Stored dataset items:

.....

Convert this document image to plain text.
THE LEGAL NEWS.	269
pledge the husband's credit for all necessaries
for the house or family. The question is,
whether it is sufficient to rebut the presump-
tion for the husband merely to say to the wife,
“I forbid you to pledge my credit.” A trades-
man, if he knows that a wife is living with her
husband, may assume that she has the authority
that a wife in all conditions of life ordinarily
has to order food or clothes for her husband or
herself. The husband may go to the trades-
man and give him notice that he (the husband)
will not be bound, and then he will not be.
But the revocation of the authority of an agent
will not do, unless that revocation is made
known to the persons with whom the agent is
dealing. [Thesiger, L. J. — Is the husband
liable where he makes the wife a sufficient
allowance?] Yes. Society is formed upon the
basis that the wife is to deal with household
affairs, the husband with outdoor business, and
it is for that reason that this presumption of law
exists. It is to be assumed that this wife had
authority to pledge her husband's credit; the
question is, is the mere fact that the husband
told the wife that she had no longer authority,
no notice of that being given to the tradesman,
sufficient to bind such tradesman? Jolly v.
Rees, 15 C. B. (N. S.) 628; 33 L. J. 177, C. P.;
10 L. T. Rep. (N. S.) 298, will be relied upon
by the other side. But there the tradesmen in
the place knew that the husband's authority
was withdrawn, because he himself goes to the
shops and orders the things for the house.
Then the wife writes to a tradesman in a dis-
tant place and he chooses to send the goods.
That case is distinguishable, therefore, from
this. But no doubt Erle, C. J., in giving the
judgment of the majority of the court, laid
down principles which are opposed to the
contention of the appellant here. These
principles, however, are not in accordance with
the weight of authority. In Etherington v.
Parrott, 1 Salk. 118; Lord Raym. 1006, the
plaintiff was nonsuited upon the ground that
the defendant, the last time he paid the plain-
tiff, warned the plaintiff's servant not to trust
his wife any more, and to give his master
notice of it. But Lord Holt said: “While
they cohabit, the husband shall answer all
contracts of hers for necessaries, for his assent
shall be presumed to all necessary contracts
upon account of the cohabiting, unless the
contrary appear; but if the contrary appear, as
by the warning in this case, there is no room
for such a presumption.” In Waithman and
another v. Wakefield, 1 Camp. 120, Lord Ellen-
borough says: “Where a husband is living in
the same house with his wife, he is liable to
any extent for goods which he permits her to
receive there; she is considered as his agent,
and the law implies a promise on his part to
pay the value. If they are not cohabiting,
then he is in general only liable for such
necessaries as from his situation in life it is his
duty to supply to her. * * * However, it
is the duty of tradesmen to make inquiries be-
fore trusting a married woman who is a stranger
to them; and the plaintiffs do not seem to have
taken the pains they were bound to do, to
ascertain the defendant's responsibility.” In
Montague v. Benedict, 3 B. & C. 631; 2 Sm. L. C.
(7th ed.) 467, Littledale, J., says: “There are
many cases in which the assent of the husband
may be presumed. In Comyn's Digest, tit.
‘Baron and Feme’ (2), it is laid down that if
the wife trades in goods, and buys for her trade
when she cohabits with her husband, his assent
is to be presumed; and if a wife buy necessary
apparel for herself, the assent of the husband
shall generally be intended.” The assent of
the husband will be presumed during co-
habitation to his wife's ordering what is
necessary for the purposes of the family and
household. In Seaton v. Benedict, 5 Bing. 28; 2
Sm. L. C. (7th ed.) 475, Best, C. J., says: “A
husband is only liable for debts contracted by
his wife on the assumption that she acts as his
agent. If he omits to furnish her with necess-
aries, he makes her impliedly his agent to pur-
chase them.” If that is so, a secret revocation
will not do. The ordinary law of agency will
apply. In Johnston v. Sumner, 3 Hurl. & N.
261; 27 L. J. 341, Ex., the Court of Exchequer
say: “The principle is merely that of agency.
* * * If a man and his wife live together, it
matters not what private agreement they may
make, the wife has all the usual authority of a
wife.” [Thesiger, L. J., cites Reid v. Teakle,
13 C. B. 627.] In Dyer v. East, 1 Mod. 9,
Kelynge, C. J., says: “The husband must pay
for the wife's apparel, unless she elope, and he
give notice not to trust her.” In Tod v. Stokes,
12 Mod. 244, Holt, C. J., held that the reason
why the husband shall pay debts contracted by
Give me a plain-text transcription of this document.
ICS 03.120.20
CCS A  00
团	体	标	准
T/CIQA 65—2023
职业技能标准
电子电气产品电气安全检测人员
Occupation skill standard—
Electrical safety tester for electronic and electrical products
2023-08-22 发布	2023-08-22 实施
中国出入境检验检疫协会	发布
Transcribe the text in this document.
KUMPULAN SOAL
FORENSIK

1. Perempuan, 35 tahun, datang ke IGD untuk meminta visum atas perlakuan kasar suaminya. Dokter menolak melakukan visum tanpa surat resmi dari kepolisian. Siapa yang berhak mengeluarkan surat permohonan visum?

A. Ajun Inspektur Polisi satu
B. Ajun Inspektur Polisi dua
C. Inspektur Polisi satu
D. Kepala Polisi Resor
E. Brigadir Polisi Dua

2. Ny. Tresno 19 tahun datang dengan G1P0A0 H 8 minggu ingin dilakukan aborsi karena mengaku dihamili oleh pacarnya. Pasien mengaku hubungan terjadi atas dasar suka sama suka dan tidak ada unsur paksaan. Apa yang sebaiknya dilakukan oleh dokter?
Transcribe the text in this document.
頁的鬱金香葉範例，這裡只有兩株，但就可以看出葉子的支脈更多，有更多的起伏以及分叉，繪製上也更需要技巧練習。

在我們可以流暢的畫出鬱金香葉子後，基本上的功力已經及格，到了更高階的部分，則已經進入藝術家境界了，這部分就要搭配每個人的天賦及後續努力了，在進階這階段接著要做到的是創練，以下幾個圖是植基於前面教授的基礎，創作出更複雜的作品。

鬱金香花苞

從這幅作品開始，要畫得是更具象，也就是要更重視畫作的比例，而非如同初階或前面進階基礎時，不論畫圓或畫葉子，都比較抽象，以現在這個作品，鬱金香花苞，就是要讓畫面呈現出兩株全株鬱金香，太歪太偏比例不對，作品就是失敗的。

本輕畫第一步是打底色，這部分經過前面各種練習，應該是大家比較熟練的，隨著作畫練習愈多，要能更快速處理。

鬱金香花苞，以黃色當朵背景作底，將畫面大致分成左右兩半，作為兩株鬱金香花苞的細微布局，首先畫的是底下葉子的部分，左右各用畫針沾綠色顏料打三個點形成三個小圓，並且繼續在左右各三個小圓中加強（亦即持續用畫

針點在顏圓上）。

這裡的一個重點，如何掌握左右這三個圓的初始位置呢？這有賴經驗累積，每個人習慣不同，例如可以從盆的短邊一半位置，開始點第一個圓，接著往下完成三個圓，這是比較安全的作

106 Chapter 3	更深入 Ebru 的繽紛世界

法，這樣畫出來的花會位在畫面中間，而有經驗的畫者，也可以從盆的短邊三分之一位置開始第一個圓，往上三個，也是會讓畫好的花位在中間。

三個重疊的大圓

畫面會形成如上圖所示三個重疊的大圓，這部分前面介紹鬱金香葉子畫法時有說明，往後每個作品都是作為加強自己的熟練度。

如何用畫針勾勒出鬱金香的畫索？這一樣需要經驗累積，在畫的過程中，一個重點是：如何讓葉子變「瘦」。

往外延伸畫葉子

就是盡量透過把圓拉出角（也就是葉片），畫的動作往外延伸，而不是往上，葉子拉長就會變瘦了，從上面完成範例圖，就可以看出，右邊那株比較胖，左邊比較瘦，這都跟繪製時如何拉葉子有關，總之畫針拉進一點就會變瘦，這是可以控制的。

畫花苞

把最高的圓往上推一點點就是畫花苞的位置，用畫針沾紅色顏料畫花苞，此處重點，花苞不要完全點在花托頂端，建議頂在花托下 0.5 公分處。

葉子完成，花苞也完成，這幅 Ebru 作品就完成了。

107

.....

> THE REQUEST
Find every line that holds "Thesiger" and copy it.

> SOLUTION
dealing. [Thesiger, L. J. — Is the husband
wife.” [Thesiger, L. J., cites Reid v. Teakle,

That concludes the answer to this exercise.